§ Given records
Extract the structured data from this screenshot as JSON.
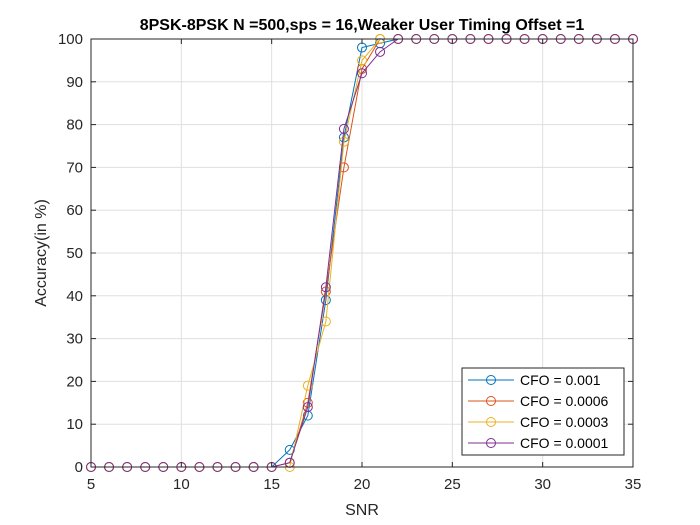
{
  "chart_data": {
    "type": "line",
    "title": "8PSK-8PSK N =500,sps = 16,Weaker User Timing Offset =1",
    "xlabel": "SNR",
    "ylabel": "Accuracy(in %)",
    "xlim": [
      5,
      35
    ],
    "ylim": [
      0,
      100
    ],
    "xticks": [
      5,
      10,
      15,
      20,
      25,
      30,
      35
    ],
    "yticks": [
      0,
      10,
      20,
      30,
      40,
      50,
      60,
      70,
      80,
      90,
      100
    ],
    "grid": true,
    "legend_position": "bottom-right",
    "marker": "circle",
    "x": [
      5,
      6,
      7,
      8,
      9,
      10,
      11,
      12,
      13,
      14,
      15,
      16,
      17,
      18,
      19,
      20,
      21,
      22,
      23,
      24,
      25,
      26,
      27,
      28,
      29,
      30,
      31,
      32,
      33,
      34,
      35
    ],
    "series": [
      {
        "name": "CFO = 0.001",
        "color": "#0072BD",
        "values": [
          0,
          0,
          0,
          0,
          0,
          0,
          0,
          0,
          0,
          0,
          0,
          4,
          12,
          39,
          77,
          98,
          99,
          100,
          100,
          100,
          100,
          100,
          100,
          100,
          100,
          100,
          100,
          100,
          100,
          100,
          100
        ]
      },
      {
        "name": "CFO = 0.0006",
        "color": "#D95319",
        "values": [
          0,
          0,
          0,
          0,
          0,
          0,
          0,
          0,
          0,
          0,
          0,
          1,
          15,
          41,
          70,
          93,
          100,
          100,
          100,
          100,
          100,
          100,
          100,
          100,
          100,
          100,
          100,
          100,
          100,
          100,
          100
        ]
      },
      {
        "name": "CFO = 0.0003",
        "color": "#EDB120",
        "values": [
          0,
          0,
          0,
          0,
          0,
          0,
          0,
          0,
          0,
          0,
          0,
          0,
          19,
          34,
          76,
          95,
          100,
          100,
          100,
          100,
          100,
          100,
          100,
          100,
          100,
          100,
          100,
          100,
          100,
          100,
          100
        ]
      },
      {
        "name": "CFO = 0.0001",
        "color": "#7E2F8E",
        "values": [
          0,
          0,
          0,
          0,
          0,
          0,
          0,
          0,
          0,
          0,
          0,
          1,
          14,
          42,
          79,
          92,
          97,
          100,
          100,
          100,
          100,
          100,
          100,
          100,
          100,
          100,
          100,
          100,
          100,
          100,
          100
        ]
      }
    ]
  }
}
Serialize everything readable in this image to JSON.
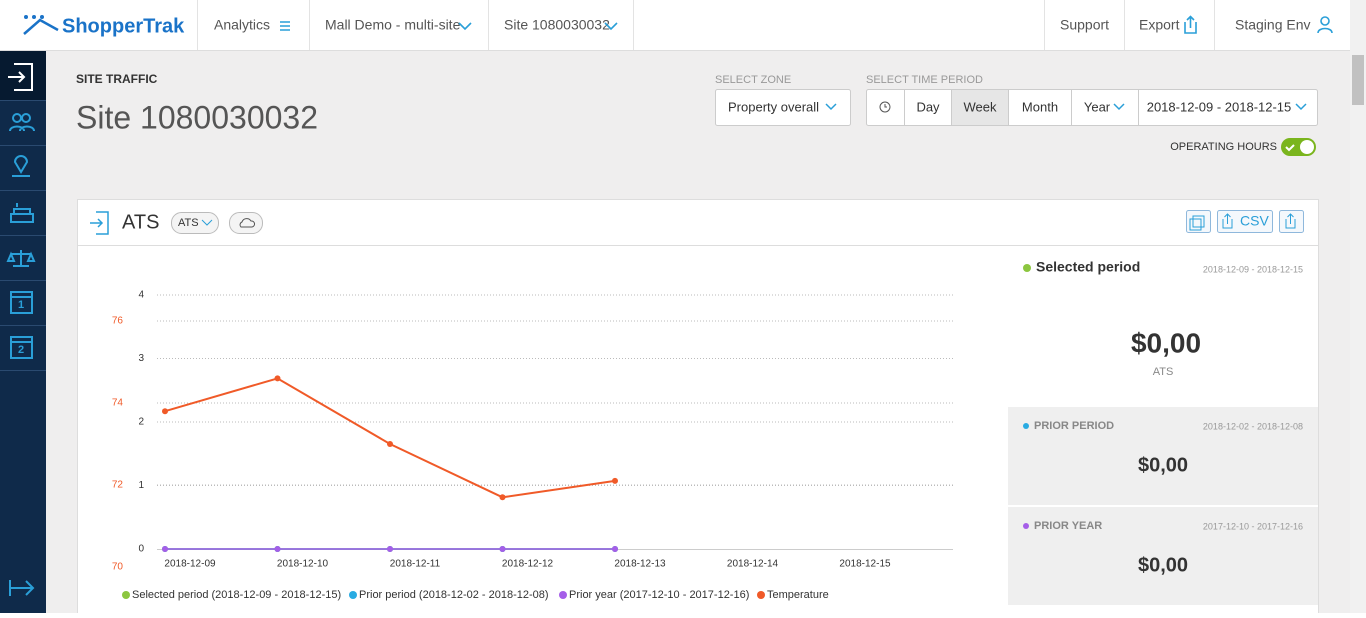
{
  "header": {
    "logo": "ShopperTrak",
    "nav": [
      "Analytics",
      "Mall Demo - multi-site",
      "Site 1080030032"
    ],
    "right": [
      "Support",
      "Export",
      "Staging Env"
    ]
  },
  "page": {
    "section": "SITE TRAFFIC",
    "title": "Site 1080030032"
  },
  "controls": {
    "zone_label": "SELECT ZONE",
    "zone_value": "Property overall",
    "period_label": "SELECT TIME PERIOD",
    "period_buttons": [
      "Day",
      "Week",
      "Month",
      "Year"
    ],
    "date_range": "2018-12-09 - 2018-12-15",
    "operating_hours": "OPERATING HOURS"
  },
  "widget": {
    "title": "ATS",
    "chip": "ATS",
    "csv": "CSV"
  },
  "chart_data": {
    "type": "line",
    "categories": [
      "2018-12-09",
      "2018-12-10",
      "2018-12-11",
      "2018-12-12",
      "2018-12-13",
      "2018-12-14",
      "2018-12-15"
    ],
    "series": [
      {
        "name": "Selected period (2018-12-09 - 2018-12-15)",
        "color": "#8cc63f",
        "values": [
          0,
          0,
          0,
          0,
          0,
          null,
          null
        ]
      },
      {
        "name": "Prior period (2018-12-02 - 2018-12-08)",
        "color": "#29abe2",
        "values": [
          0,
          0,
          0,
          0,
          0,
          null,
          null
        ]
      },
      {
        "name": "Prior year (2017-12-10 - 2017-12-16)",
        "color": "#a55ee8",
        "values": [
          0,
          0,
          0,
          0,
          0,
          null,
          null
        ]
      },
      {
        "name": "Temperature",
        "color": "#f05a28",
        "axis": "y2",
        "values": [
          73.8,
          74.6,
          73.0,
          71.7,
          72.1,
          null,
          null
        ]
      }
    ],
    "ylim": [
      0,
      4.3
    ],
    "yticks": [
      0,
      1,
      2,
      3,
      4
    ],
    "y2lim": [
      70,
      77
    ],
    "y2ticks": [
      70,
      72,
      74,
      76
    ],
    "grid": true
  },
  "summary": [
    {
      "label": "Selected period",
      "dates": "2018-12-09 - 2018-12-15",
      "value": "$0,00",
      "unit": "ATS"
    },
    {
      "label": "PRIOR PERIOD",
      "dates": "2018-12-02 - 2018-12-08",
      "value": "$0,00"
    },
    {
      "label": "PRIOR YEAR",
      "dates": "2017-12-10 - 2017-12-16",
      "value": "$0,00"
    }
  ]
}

§ Problem
Repeat the data exactly, excluding the pictures.

§ Answer in full
Extract the structured data from this screenshot as JSON.
{
  "chart_data": {
    "type": "line",
    "title": "8PSK-8PSK N =500,sps = 16,Weaker User Timing Offset =1",
    "xlabel": "SNR",
    "ylabel": "Accuracy(in %)",
    "xlim": [
      5,
      35
    ],
    "ylim": [
      0,
      100
    ],
    "xticks": [
      5,
      10,
      15,
      20,
      25,
      30,
      35
    ],
    "yticks": [
      0,
      10,
      20,
      30,
      40,
      50,
      60,
      70,
      80,
      90,
      100
    ],
    "grid": true,
    "legend_position": "bottom-right",
    "marker": "circle",
    "x": [
      5,
      6,
      7,
      8,
      9,
      10,
      11,
      12,
      13,
      14,
      15,
      16,
      17,
      18,
      19,
      20,
      21,
      22,
      23,
      24,
      25,
      26,
      27,
      28,
      29,
      30,
      31,
      32,
      33,
      34,
      35
    ],
    "series": [
      {
        "name": "CFO = 0.001",
        "color": "#0072BD",
        "values": [
          0,
          0,
          0,
          0,
          0,
          0,
          0,
          0,
          0,
          0,
          0,
          4,
          12,
          39,
          77,
          98,
          99,
          100,
          100,
          100,
          100,
          100,
          100,
          100,
          100,
          100,
          100,
          100,
          100,
          100,
          100
        ]
      },
      {
        "name": "CFO = 0.0006",
        "color": "#D95319",
        "values": [
          0,
          0,
          0,
          0,
          0,
          0,
          0,
          0,
          0,
          0,
          0,
          1,
          15,
          41,
          70,
          93,
          100,
          100,
          100,
          100,
          100,
          100,
          100,
          100,
          100,
          100,
          100,
          100,
          100,
          100,
          100
        ]
      },
      {
        "name": "CFO = 0.0003",
        "color": "#EDB120",
        "values": [
          0,
          0,
          0,
          0,
          0,
          0,
          0,
          0,
          0,
          0,
          0,
          0,
          19,
          34,
          76,
          95,
          100,
          100,
          100,
          100,
          100,
          100,
          100,
          100,
          100,
          100,
          100,
          100,
          100,
          100,
          100
        ]
      },
      {
        "name": "CFO = 0.0001",
        "color": "#7E2F8E",
        "values": [
          0,
          0,
          0,
          0,
          0,
          0,
          0,
          0,
          0,
          0,
          0,
          1,
          14,
          42,
          79,
          92,
          97,
          100,
          100,
          100,
          100,
          100,
          100,
          100,
          100,
          100,
          100,
          100,
          100,
          100,
          100
        ]
      }
    ]
  }
}
Serialize everything readable in this image to JSON.
{
  "header": {
    "logo": "ShopperTrak",
    "nav": [
      "Analytics",
      "Mall Demo - multi-site",
      "Site 1080030032"
    ],
    "right": [
      "Support",
      "Export",
      "Staging Env"
    ]
  },
  "page": {
    "section": "SITE TRAFFIC",
    "title": "Site 1080030032"
  },
  "controls": {
    "zone_label": "SELECT ZONE",
    "zone_value": "Property overall",
    "period_label": "SELECT TIME PERIOD",
    "period_buttons": [
      "Day",
      "Week",
      "Month",
      "Year"
    ],
    "date_range": "2018-12-09 - 2018-12-15",
    "operating_hours": "OPERATING HOURS"
  },
  "widget": {
    "title": "ATS",
    "chip": "ATS",
    "csv": "CSV"
  },
  "chart_data": {
    "type": "line",
    "categories": [
      "2018-12-09",
      "2018-12-10",
      "2018-12-11",
      "2018-12-12",
      "2018-12-13",
      "2018-12-14",
      "2018-12-15"
    ],
    "series": [
      {
        "name": "Selected period (2018-12-09 - 2018-12-15)",
        "color": "#8cc63f",
        "values": [
          0,
          0,
          0,
          0,
          0,
          null,
          null
        ]
      },
      {
        "name": "Prior period (2018-12-02 - 2018-12-08)",
        "color": "#29abe2",
        "values": [
          0,
          0,
          0,
          0,
          0,
          null,
          null
        ]
      },
      {
        "name": "Prior year (2017-12-10 - 2017-12-16)",
        "color": "#a55ee8",
        "values": [
          0,
          0,
          0,
          0,
          0,
          null,
          null
        ]
      },
      {
        "name": "Temperature",
        "color": "#f05a28",
        "axis": "y2",
        "values": [
          73.8,
          74.6,
          73.0,
          71.7,
          72.1,
          null,
          null
        ]
      }
    ],
    "ylim": [
      0,
      4.3
    ],
    "yticks": [
      0,
      1,
      2,
      3,
      4
    ],
    "y2lim": [
      70,
      77
    ],
    "y2ticks": [
      70,
      72,
      74,
      76
    ],
    "grid": true
  },
  "summary": [
    {
      "label": "Selected period",
      "dates": "2018-12-09 - 2018-12-15",
      "value": "$0,00",
      "unit": "ATS"
    },
    {
      "label": "PRIOR PERIOD",
      "dates": "2018-12-02 - 2018-12-08",
      "value": "$0,00"
    },
    {
      "label": "PRIOR YEAR",
      "dates": "2017-12-10 - 2017-12-16",
      "value": "$0,00"
    }
  ]
}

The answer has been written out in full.